§ **What this task involves**: Copy out the entries below precisely; nothing is to be omitted.

####

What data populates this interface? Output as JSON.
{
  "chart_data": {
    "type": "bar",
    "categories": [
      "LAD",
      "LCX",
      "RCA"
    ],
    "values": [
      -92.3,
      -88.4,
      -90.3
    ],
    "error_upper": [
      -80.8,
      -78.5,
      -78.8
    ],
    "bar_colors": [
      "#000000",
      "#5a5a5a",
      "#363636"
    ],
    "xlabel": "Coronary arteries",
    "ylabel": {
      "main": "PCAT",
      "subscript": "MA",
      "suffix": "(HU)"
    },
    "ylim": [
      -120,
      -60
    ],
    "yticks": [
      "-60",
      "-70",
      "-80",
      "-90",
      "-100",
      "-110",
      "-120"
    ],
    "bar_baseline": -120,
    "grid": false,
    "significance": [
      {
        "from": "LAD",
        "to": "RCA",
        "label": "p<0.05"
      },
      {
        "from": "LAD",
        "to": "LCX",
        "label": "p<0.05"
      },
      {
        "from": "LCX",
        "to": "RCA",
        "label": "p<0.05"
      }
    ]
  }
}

####

§ **Task output**:
What data populates this interface? Output as JSON.
{
  "chart_data": {
    "type": "bar",
    "categories": [
      "LAD",
      "LCX",
      "RCA"
    ],
    "values": [
      -92.3,
      -88.4,
      -90.3
    ],
    "error_upper": [
      -80.8,
      -78.5,
      -78.8
    ],
    "bar_colors": [
      "#000000",
      "#5a5a5a",
      "#363636"
    ],
    "xlabel": "Coronary arteries",
    "ylabel": {
      "main": "PCAT",
      "subscript": "MA",
      "suffix": "(HU)"
    },
    "ylim": [
      -120,
      -60
    ],
    "yticks": [
      "-60",
      "-70",
      "-80",
      "-90",
      "-100",
      "-110",
      "-120"
    ],
    "bar_baseline": -120,
    "grid": false,
    "significance": [
      {
        "from": "LAD",
        "to": "RCA",
        "label": "p<0.05"
      },
      {
        "from": "LAD",
        "to": "LCX",
        "label": "p<0.05"
      },
      {
        "from": "LCX",
        "to": "RCA",
        "label": "p<0.05"
      }
    ]
  }
}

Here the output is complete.